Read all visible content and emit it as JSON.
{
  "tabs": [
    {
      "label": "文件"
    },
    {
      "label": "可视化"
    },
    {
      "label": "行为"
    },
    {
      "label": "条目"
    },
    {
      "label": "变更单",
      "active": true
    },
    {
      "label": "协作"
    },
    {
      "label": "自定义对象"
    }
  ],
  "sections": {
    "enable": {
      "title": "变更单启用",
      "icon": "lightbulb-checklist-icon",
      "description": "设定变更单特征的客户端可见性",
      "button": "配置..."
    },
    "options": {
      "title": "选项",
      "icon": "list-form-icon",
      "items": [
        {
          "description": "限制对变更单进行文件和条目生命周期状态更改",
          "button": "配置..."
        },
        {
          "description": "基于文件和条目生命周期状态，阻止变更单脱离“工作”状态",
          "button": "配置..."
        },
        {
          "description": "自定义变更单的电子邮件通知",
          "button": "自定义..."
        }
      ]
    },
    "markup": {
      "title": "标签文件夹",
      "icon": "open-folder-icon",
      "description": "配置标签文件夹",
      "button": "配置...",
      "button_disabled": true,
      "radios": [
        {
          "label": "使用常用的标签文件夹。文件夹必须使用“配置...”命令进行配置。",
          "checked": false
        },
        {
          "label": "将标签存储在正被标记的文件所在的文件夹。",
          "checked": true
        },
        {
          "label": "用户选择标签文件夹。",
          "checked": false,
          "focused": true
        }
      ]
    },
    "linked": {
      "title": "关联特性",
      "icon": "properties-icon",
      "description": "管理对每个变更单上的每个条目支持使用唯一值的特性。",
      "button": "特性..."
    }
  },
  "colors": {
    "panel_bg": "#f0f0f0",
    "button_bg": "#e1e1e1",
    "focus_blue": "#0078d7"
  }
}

==================================================

Recopy all the lines exactly as they appear.

Read all visible content and emit it as JSON.
{
  "tabs": [
    {
      "label": "文件"
    },
    {
      "label": "可视化"
    },
    {
      "label": "行为"
    },
    {
      "label": "条目"
    },
    {
      "label": "变更单",
      "active": true
    },
    {
      "label": "协作"
    },
    {
      "label": "自定义对象"
    }
  ],
  "sections": {
    "enable": {
      "title": "变更单启用",
      "icon": "lightbulb-checklist-icon",
      "description": "设定变更单特征的客户端可见性",
      "button": "配置..."
    },
    "options": {
      "title": "选项",
      "icon": "list-form-icon",
      "items": [
        {
          "description": "限制对变更单进行文件和条目生命周期状态更改",
          "button": "配置..."
        },
        {
          "description": "基于文件和条目生命周期状态，阻止变更单脱离“工作”状态",
          "button": "配置..."
        },
        {
          "description": "自定义变更单的电子邮件通知",
          "button": "自定义..."
        }
      ]
    },
    "markup": {
      "title": "标签文件夹",
      "icon": "open-folder-icon",
      "description": "配置标签文件夹",
      "button": "配置...",
      "button_disabled": true,
      "radios": [
        {
          "label": "使用常用的标签文件夹。文件夹必须使用“配置...”命令进行配置。",
          "checked": false
        },
        {
          "label": "将标签存储在正被标记的文件所在的文件夹。",
          "checked": true
        },
        {
          "label": "用户选择标签文件夹。",
          "checked": false,
          "focused": true
        }
      ]
    },
    "linked": {
      "title": "关联特性",
      "icon": "properties-icon",
      "description": "管理对每个变更单上的每个条目支持使用唯一值的特性。",
      "button": "特性..."
    }
  },
  "colors": {
    "panel_bg": "#f0f0f0",
    "button_bg": "#e1e1e1",
    "focus_blue": "#0078d7"
  }
}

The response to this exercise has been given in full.